**Short task:** Transcribe the records that follow exactly. Skip the pictures.

**Source data:**
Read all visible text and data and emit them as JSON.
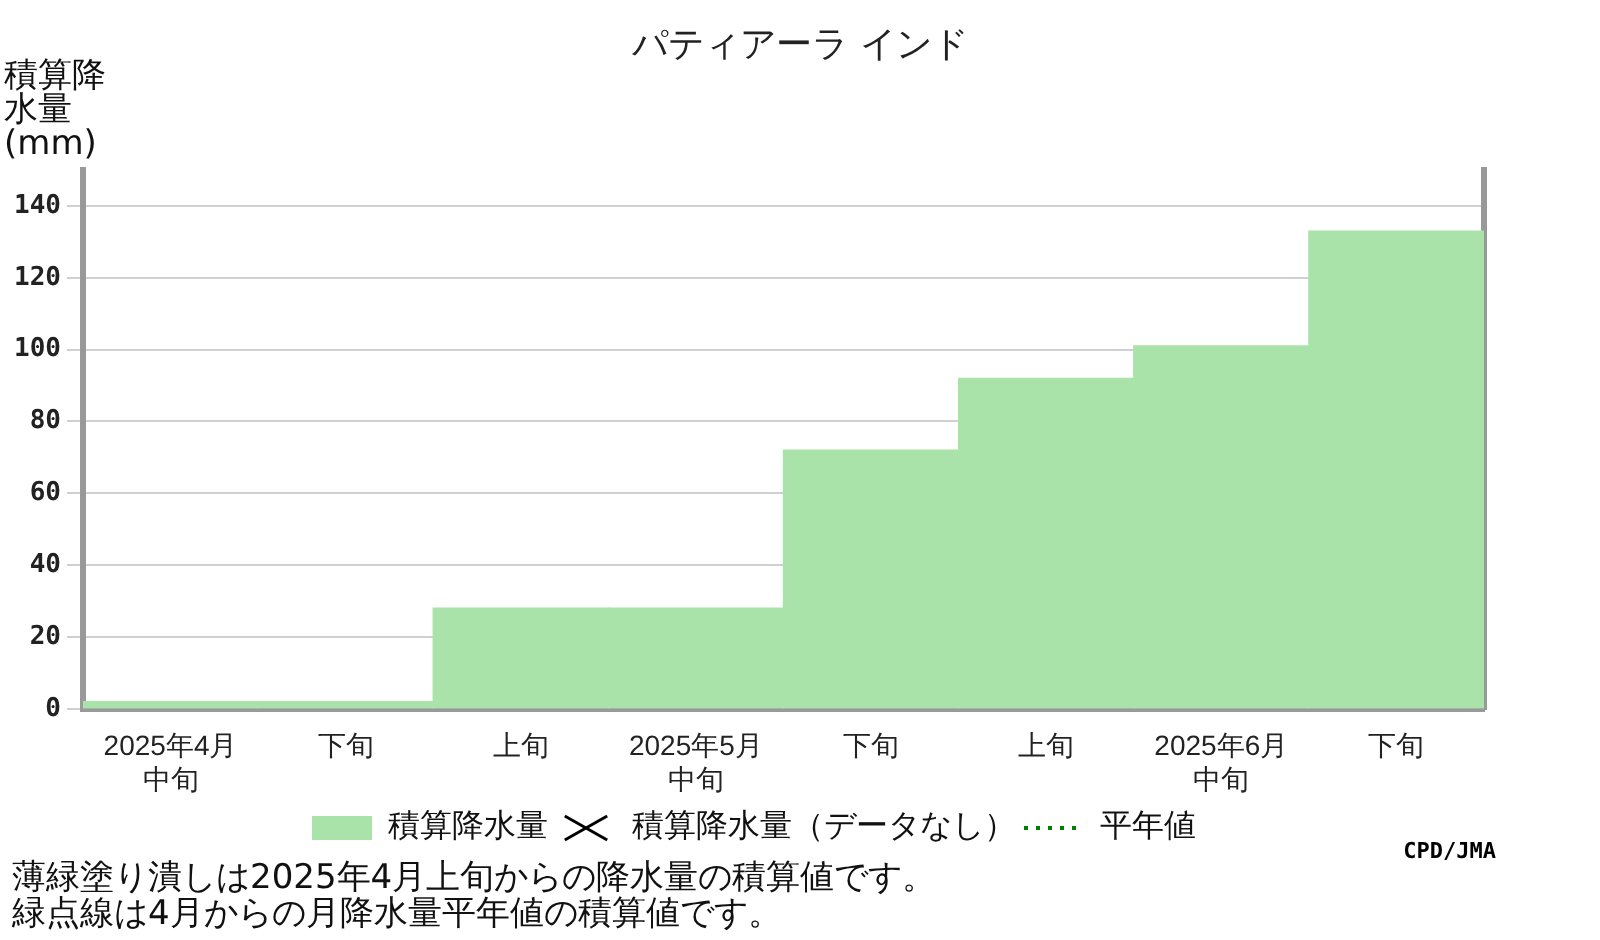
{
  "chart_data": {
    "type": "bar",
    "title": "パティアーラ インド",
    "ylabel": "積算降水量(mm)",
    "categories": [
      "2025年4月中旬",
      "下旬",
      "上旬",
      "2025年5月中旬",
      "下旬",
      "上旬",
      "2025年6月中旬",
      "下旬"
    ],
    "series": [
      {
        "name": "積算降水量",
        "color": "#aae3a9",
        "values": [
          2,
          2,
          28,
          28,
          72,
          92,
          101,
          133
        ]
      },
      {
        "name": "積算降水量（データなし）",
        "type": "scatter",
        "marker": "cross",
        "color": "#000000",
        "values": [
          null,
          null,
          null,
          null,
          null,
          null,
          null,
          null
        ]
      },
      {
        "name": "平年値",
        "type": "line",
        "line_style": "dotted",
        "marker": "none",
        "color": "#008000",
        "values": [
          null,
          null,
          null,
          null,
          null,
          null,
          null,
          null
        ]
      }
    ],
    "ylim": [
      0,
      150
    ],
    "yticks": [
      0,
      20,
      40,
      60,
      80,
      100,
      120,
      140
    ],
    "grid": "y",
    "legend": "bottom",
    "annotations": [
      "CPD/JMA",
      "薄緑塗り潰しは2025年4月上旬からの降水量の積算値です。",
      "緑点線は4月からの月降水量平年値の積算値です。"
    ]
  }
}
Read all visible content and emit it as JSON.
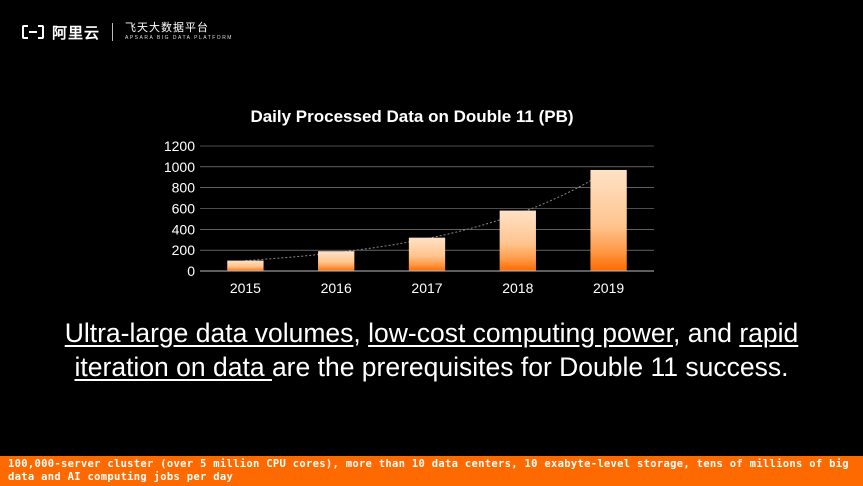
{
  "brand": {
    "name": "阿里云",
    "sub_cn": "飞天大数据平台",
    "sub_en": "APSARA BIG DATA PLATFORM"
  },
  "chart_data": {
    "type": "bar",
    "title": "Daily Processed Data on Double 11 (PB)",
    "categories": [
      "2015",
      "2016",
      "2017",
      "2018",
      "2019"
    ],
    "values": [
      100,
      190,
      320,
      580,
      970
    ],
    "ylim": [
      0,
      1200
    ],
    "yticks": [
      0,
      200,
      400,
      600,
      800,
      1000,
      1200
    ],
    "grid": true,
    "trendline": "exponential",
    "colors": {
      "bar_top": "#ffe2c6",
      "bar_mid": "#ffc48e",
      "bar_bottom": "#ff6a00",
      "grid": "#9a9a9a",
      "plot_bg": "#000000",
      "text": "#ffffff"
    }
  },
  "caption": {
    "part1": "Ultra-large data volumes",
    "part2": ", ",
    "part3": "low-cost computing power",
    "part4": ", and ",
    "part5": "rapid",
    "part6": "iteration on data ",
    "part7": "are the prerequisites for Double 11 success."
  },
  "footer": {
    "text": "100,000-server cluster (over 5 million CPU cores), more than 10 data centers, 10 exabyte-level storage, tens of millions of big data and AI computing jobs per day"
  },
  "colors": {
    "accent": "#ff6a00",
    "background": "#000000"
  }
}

**Completed task:**
Read all visible text and data and emit them as JSON.
{
  "chart_data": {
    "type": "bar",
    "title": "パティアーラ インド",
    "ylabel": "積算降水量(mm)",
    "categories": [
      "2025年4月中旬",
      "下旬",
      "上旬",
      "2025年5月中旬",
      "下旬",
      "上旬",
      "2025年6月中旬",
      "下旬"
    ],
    "series": [
      {
        "name": "積算降水量",
        "color": "#aae3a9",
        "values": [
          2,
          2,
          28,
          28,
          72,
          92,
          101,
          133
        ]
      },
      {
        "name": "積算降水量（データなし）",
        "type": "scatter",
        "marker": "cross",
        "color": "#000000",
        "values": [
          null,
          null,
          null,
          null,
          null,
          null,
          null,
          null
        ]
      },
      {
        "name": "平年値",
        "type": "line",
        "line_style": "dotted",
        "marker": "none",
        "color": "#008000",
        "values": [
          null,
          null,
          null,
          null,
          null,
          null,
          null,
          null
        ]
      }
    ],
    "ylim": [
      0,
      150
    ],
    "yticks": [
      0,
      20,
      40,
      60,
      80,
      100,
      120,
      140
    ],
    "grid": "y",
    "legend": "bottom",
    "annotations": [
      "CPD/JMA",
      "薄緑塗り潰しは2025年4月上旬からの降水量の積算値です。",
      "緑点線は4月からの月降水量平年値の積算値です。"
    ]
  }
}
Read all visible content and emit it as JSON.
{
  "brand": {
    "name": "阿里云",
    "sub_cn": "飞天大数据平台",
    "sub_en": "APSARA BIG DATA PLATFORM"
  },
  "chart_data": {
    "type": "bar",
    "title": "Daily Processed Data on Double 11 (PB)",
    "categories": [
      "2015",
      "2016",
      "2017",
      "2018",
      "2019"
    ],
    "values": [
      100,
      190,
      320,
      580,
      970
    ],
    "ylim": [
      0,
      1200
    ],
    "yticks": [
      0,
      200,
      400,
      600,
      800,
      1000,
      1200
    ],
    "grid": true,
    "trendline": "exponential",
    "colors": {
      "bar_top": "#ffe2c6",
      "bar_mid": "#ffc48e",
      "bar_bottom": "#ff6a00",
      "grid": "#9a9a9a",
      "plot_bg": "#000000",
      "text": "#ffffff"
    }
  },
  "caption": {
    "part1": "Ultra-large data volumes",
    "part2": ", ",
    "part3": "low-cost computing power",
    "part4": ", and ",
    "part5": "rapid",
    "part6": "iteration on data ",
    "part7": "are the prerequisites for Double 11 success."
  },
  "footer": {
    "text": "100,000-server cluster (over 5 million CPU cores), more than 10 data centers, 10 exabyte-level storage, tens of millions of big data and AI computing jobs per day"
  },
  "colors": {
    "accent": "#ff6a00",
    "background": "#000000"
  }
}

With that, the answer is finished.